▸ Objective
Give every line of the material again, exactly as written.

▸ Material shown
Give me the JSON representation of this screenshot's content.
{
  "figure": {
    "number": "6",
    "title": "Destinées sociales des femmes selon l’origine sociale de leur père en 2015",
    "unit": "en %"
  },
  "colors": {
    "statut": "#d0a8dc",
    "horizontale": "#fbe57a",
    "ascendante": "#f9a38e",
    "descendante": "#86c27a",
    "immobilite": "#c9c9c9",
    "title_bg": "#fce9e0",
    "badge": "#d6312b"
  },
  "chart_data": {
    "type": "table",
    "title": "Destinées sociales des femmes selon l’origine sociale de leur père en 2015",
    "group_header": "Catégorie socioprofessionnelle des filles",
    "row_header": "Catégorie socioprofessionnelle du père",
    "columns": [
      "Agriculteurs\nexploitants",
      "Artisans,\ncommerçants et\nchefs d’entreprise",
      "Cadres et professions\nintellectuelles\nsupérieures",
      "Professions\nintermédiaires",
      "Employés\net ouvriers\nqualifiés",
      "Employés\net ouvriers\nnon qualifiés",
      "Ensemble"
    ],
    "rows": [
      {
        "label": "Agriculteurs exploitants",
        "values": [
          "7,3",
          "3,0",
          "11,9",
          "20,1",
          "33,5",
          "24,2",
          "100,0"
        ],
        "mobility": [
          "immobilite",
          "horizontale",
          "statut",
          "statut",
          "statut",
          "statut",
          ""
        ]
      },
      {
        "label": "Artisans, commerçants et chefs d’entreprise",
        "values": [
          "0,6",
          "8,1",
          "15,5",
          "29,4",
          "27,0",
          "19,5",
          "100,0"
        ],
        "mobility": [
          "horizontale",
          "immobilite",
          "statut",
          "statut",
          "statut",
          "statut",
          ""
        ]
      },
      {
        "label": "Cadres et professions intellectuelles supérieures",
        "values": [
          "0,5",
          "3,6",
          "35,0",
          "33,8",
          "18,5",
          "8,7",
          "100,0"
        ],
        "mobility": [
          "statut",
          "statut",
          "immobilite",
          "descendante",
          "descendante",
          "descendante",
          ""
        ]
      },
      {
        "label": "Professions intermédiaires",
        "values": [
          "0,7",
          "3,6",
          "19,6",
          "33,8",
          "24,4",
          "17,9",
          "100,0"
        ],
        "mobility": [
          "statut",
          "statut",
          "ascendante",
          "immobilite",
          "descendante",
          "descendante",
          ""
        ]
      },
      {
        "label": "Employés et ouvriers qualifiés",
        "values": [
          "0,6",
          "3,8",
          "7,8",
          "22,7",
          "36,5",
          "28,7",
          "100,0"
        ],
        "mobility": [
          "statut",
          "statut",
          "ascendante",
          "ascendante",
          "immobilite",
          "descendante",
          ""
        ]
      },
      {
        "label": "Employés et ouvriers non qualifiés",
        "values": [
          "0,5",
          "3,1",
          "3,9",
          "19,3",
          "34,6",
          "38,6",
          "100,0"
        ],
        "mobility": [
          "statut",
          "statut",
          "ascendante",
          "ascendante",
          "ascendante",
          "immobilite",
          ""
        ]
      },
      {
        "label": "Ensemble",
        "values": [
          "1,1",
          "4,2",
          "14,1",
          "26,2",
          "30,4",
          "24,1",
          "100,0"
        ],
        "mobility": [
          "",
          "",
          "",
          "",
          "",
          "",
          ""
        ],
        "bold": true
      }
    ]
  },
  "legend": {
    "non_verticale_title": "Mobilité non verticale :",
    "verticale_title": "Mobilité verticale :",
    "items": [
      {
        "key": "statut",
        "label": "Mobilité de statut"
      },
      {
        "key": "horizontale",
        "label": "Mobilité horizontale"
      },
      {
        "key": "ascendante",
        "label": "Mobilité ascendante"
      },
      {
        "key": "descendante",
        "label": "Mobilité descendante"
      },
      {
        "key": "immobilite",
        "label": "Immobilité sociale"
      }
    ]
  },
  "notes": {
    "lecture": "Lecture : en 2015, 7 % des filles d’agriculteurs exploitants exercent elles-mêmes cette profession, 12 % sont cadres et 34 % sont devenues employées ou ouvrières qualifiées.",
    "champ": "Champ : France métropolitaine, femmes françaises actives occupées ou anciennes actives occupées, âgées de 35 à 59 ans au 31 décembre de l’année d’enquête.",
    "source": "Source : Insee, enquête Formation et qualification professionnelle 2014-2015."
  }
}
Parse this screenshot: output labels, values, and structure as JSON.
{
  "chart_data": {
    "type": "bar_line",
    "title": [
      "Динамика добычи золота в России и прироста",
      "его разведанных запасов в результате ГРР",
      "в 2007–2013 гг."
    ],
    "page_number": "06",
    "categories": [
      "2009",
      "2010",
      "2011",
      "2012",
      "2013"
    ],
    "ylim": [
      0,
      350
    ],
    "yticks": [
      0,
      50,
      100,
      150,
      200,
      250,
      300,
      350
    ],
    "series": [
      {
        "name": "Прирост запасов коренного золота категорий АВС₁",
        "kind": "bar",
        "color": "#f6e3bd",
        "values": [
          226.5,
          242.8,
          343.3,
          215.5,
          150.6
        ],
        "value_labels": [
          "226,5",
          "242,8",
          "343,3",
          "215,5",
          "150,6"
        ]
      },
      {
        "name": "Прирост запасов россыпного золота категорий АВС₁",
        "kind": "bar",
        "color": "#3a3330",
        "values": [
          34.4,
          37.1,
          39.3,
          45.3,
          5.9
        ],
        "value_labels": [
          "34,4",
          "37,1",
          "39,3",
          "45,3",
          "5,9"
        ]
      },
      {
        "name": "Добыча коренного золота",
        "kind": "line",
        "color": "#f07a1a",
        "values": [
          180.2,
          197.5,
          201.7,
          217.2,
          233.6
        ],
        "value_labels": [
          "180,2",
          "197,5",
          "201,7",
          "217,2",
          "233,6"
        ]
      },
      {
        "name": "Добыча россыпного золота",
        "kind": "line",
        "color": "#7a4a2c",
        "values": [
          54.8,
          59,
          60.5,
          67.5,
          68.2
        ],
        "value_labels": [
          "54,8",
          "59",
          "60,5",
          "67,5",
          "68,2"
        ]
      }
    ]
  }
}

▸ Solution below
Give me the JSON representation of this screenshot's content.
{
  "figure": {
    "number": "6",
    "title": "Destinées sociales des femmes selon l’origine sociale de leur père en 2015",
    "unit": "en %"
  },
  "colors": {
    "statut": "#d0a8dc",
    "horizontale": "#fbe57a",
    "ascendante": "#f9a38e",
    "descendante": "#86c27a",
    "immobilite": "#c9c9c9",
    "title_bg": "#fce9e0",
    "badge": "#d6312b"
  },
  "chart_data": {
    "type": "table",
    "title": "Destinées sociales des femmes selon l’origine sociale de leur père en 2015",
    "group_header": "Catégorie socioprofessionnelle des filles",
    "row_header": "Catégorie socioprofessionnelle du père",
    "columns": [
      "Agriculteurs\nexploitants",
      "Artisans,\ncommerçants et\nchefs d’entreprise",
      "Cadres et professions\nintellectuelles\nsupérieures",
      "Professions\nintermédiaires",
      "Employés\net ouvriers\nqualifiés",
      "Employés\net ouvriers\nnon qualifiés",
      "Ensemble"
    ],
    "rows": [
      {
        "label": "Agriculteurs exploitants",
        "values": [
          "7,3",
          "3,0",
          "11,9",
          "20,1",
          "33,5",
          "24,2",
          "100,0"
        ],
        "mobility": [
          "immobilite",
          "horizontale",
          "statut",
          "statut",
          "statut",
          "statut",
          ""
        ]
      },
      {
        "label": "Artisans, commerçants et chefs d’entreprise",
        "values": [
          "0,6",
          "8,1",
          "15,5",
          "29,4",
          "27,0",
          "19,5",
          "100,0"
        ],
        "mobility": [
          "horizontale",
          "immobilite",
          "statut",
          "statut",
          "statut",
          "statut",
          ""
        ]
      },
      {
        "label": "Cadres et professions intellectuelles supérieures",
        "values": [
          "0,5",
          "3,6",
          "35,0",
          "33,8",
          "18,5",
          "8,7",
          "100,0"
        ],
        "mobility": [
          "statut",
          "statut",
          "immobilite",
          "descendante",
          "descendante",
          "descendante",
          ""
        ]
      },
      {
        "label": "Professions intermédiaires",
        "values": [
          "0,7",
          "3,6",
          "19,6",
          "33,8",
          "24,4",
          "17,9",
          "100,0"
        ],
        "mobility": [
          "statut",
          "statut",
          "ascendante",
          "immobilite",
          "descendante",
          "descendante",
          ""
        ]
      },
      {
        "label": "Employés et ouvriers qualifiés",
        "values": [
          "0,6",
          "3,8",
          "7,8",
          "22,7",
          "36,5",
          "28,7",
          "100,0"
        ],
        "mobility": [
          "statut",
          "statut",
          "ascendante",
          "ascendante",
          "immobilite",
          "descendante",
          ""
        ]
      },
      {
        "label": "Employés et ouvriers non qualifiés",
        "values": [
          "0,5",
          "3,1",
          "3,9",
          "19,3",
          "34,6",
          "38,6",
          "100,0"
        ],
        "mobility": [
          "statut",
          "statut",
          "ascendante",
          "ascendante",
          "ascendante",
          "immobilite",
          ""
        ]
      },
      {
        "label": "Ensemble",
        "values": [
          "1,1",
          "4,2",
          "14,1",
          "26,2",
          "30,4",
          "24,1",
          "100,0"
        ],
        "mobility": [
          "",
          "",
          "",
          "",
          "",
          "",
          ""
        ],
        "bold": true
      }
    ]
  },
  "legend": {
    "non_verticale_title": "Mobilité non verticale :",
    "verticale_title": "Mobilité verticale :",
    "items": [
      {
        "key": "statut",
        "label": "Mobilité de statut"
      },
      {
        "key": "horizontale",
        "label": "Mobilité horizontale"
      },
      {
        "key": "ascendante",
        "label": "Mobilité ascendante"
      },
      {
        "key": "descendante",
        "label": "Mobilité descendante"
      },
      {
        "key": "immobilite",
        "label": "Immobilité sociale"
      }
    ]
  },
  "notes": {
    "lecture": "Lecture : en 2015, 7 % des filles d’agriculteurs exploitants exercent elles-mêmes cette profession, 12 % sont cadres et 34 % sont devenues employées ou ouvrières qualifiées.",
    "champ": "Champ : France métropolitaine, femmes françaises actives occupées ou anciennes actives occupées, âgées de 35 à 59 ans au 31 décembre de l’année d’enquête.",
    "source": "Source : Insee, enquête Formation et qualification professionnelle 2014-2015."
  }
}
Parse this screenshot: output labels, values, and structure as JSON.
{
  "chart_data": {
    "type": "bar_line",
    "title": [
      "Динамика добычи золота в России и прироста",
      "его разведанных запасов в результате ГРР",
      "в 2007–2013 гг."
    ],
    "page_number": "06",
    "categories": [
      "2009",
      "2010",
      "2011",
      "2012",
      "2013"
    ],
    "ylim": [
      0,
      350
    ],
    "yticks": [
      0,
      50,
      100,
      150,
      200,
      250,
      300,
      350
    ],
    "series": [
      {
        "name": "Прирост запасов коренного золота категорий АВС₁",
        "kind": "bar",
        "color": "#f6e3bd",
        "values": [
          226.5,
          242.8,
          343.3,
          215.5,
          150.6
        ],
        "value_labels": [
          "226,5",
          "242,8",
          "343,3",
          "215,5",
          "150,6"
        ]
      },
      {
        "name": "Прирост запасов россыпного золота категорий АВС₁",
        "kind": "bar",
        "color": "#3a3330",
        "values": [
          34.4,
          37.1,
          39.3,
          45.3,
          5.9
        ],
        "value_labels": [
          "34,4",
          "37,1",
          "39,3",
          "45,3",
          "5,9"
        ]
      },
      {
        "name": "Добыча коренного золота",
        "kind": "line",
        "color": "#f07a1a",
        "values": [
          180.2,
          197.5,
          201.7,
          217.2,
          233.6
        ],
        "value_labels": [
          "180,2",
          "197,5",
          "201,7",
          "217,2",
          "233,6"
        ]
      },
      {
        "name": "Добыча россыпного золота",
        "kind": "line",
        "color": "#7a4a2c",
        "values": [
          54.8,
          59,
          60.5,
          67.5,
          68.2
        ],
        "value_labels": [
          "54,8",
          "59",
          "60,5",
          "67,5",
          "68,2"
        ]
      }
    ]
  }
}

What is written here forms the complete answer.